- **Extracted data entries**

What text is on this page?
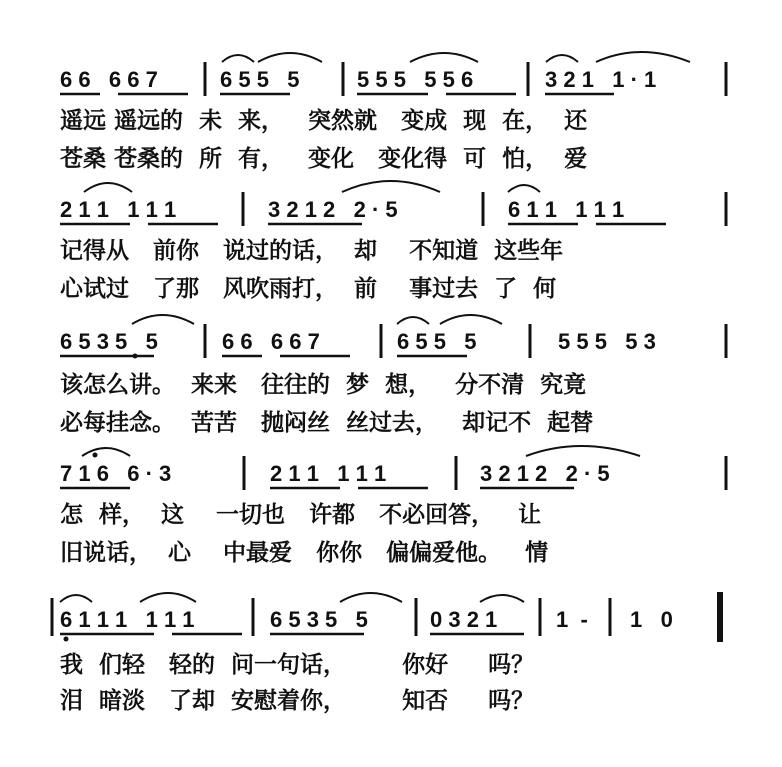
6 6   6 6 7	6 5 5   5	5 5 5   5 5 6	3 2 1   1 · 1
遥远 遥远的  未  来，   突然就   变成  现  在，  还
苍桑 苍桑的  所  有，   变化   变化得  可  怕，  爱
2 1 1   1 1 1	3 2 1 2   2 · 5	6 1 1   1 1 1
记得从   前你   说过的话，  却    不知道  这些年
心试过   了那   风吹雨打，  前    事过去  了  何
6 5 3 5   5	6 6   6 6 7	6 5 5   5	5 5 5   5 3
该怎么讲。  来来   往往的  梦  想，   分不清  究竟
必每挂念。  苦苦   抛闷丝  丝过去，   却记不  起替
7 1 6   6 · 3	2 1 1   1 1 1	3 2 1 2   2 · 5
怎  样，  这    一切也   许都   不必回答，   让
旧说话，  心    中最爱   你你   偏偏爱他。   情
6 1 1 1   1 1 1	6 5 3 5   5	0 3 2 1	1  - 1   0
我  们轻   轻的  问一句话，       你好     吗？
泪  暗淡   了却  安慰着你，       知否     吗？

- **Goal of the exercise**
Make an exact copy of every entry above, minus the images.

- **Result below**
What text is on this page?
6 6   6 6 7	6 5 5   5	5 5 5   5 5 6	3 2 1   1 · 1
遥远 遥远的  未  来，   突然就   变成  现  在，  还
苍桑 苍桑的  所  有，   变化   变化得  可  怕，  爱
2 1 1   1 1 1	3 2 1 2   2 · 5	6 1 1   1 1 1
记得从   前你   说过的话，  却    不知道  这些年
心试过   了那   风吹雨打，  前    事过去  了  何
6 5 3 5   5	6 6   6 6 7	6 5 5   5	5 5 5   5 3
该怎么讲。  来来   往往的  梦  想，   分不清  究竟
必每挂念。  苦苦   抛闷丝  丝过去，   却记不  起替
7 1 6   6 · 3	2 1 1   1 1 1	3 2 1 2   2 · 5
怎  样，  这    一切也   许都   不必回答，   让
旧说话，  心    中最爱   你你   偏偏爱他。   情
6 1 1 1   1 1 1	6 5 3 5   5	0 3 2 1	1  - 1   0
我  们轻   轻的  问一句话，       你好     吗？
泪  暗淡   了却  安慰着你，       知否     吗？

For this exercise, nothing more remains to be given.